EXERCISE DESCRIPTION: Reproduce this listing in full.

DATA TO USE:
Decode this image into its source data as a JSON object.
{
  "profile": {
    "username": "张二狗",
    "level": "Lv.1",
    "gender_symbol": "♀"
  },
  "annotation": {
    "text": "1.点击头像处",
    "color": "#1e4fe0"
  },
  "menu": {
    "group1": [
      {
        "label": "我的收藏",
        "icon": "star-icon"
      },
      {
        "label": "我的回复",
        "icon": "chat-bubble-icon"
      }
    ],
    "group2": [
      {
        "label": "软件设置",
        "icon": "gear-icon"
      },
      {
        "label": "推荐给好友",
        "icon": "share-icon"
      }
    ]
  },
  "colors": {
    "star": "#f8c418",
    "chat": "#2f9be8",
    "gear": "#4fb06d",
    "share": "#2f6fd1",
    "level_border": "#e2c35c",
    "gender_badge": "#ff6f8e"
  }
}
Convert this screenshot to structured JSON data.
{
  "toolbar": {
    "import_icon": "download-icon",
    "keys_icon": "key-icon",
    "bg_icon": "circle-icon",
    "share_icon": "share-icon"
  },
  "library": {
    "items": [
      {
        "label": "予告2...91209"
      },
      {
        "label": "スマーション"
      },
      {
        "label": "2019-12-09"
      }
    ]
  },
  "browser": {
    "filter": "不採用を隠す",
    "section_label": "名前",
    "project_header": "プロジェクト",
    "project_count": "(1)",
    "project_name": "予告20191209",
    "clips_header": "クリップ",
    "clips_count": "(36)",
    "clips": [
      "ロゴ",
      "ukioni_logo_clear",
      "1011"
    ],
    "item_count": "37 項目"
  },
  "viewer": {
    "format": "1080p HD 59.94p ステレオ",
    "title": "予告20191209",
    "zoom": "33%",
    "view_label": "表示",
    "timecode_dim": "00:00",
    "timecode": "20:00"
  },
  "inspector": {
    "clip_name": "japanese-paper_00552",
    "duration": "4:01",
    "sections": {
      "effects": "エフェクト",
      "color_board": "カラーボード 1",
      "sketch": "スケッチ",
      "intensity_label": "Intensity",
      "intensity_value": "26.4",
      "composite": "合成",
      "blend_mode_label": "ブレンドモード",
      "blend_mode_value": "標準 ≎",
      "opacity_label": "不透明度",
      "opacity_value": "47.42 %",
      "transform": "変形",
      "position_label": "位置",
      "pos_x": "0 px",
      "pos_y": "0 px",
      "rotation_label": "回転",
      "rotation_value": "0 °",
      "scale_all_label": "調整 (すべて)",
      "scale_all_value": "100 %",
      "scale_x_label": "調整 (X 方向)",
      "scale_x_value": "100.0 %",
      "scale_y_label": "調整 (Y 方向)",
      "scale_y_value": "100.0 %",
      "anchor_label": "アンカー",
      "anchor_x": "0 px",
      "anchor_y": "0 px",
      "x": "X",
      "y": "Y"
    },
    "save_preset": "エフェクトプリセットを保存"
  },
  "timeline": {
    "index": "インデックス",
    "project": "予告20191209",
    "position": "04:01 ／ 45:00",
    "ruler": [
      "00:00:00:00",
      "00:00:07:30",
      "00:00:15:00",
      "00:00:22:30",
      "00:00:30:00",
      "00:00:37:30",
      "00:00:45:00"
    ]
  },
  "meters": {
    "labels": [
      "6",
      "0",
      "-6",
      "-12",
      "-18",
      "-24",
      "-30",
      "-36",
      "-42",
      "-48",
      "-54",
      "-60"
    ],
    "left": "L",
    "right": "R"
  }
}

FULL RESPONSE:
Decode this image into its source data as a JSON object.
{
  "profile": {
    "username": "张二狗",
    "level": "Lv.1",
    "gender_symbol": "♀"
  },
  "annotation": {
    "text": "1.点击头像处",
    "color": "#1e4fe0"
  },
  "menu": {
    "group1": [
      {
        "label": "我的收藏",
        "icon": "star-icon"
      },
      {
        "label": "我的回复",
        "icon": "chat-bubble-icon"
      }
    ],
    "group2": [
      {
        "label": "软件设置",
        "icon": "gear-icon"
      },
      {
        "label": "推荐给好友",
        "icon": "share-icon"
      }
    ]
  },
  "colors": {
    "star": "#f8c418",
    "chat": "#2f9be8",
    "gear": "#4fb06d",
    "share": "#2f6fd1",
    "level_border": "#e2c35c",
    "gender_badge": "#ff6f8e"
  }
}
Convert this screenshot to structured JSON data.
{
  "toolbar": {
    "import_icon": "download-icon",
    "keys_icon": "key-icon",
    "bg_icon": "circle-icon",
    "share_icon": "share-icon"
  },
  "library": {
    "items": [
      {
        "label": "予告2...91209"
      },
      {
        "label": "スマーション"
      },
      {
        "label": "2019-12-09"
      }
    ]
  },
  "browser": {
    "filter": "不採用を隠す",
    "section_label": "名前",
    "project_header": "プロジェクト",
    "project_count": "(1)",
    "project_name": "予告20191209",
    "clips_header": "クリップ",
    "clips_count": "(36)",
    "clips": [
      "ロゴ",
      "ukioni_logo_clear",
      "1011"
    ],
    "item_count": "37 項目"
  },
  "viewer": {
    "format": "1080p HD 59.94p ステレオ",
    "title": "予告20191209",
    "zoom": "33%",
    "view_label": "表示",
    "timecode_dim": "00:00",
    "timecode": "20:00"
  },
  "inspector": {
    "clip_name": "japanese-paper_00552",
    "duration": "4:01",
    "sections": {
      "effects": "エフェクト",
      "color_board": "カラーボード 1",
      "sketch": "スケッチ",
      "intensity_label": "Intensity",
      "intensity_value": "26.4",
      "composite": "合成",
      "blend_mode_label": "ブレンドモード",
      "blend_mode_value": "標準 ≎",
      "opacity_label": "不透明度",
      "opacity_value": "47.42 %",
      "transform": "変形",
      "position_label": "位置",
      "pos_x": "0 px",
      "pos_y": "0 px",
      "rotation_label": "回転",
      "rotation_value": "0 °",
      "scale_all_label": "調整 (すべて)",
      "scale_all_value": "100 %",
      "scale_x_label": "調整 (X 方向)",
      "scale_x_value": "100.0 %",
      "scale_y_label": "調整 (Y 方向)",
      "scale_y_value": "100.0 %",
      "anchor_label": "アンカー",
      "anchor_x": "0 px",
      "anchor_y": "0 px",
      "x": "X",
      "y": "Y"
    },
    "save_preset": "エフェクトプリセットを保存"
  },
  "timeline": {
    "index": "インデックス",
    "project": "予告20191209",
    "position": "04:01 ／ 45:00",
    "ruler": [
      "00:00:00:00",
      "00:00:07:30",
      "00:00:15:00",
      "00:00:22:30",
      "00:00:30:00",
      "00:00:37:30",
      "00:00:45:00"
    ]
  },
  "meters": {
    "labels": [
      "6",
      "0",
      "-6",
      "-12",
      "-18",
      "-24",
      "-30",
      "-36",
      "-42",
      "-48",
      "-54",
      "-60"
    ],
    "left": "L",
    "right": "R"
  }
}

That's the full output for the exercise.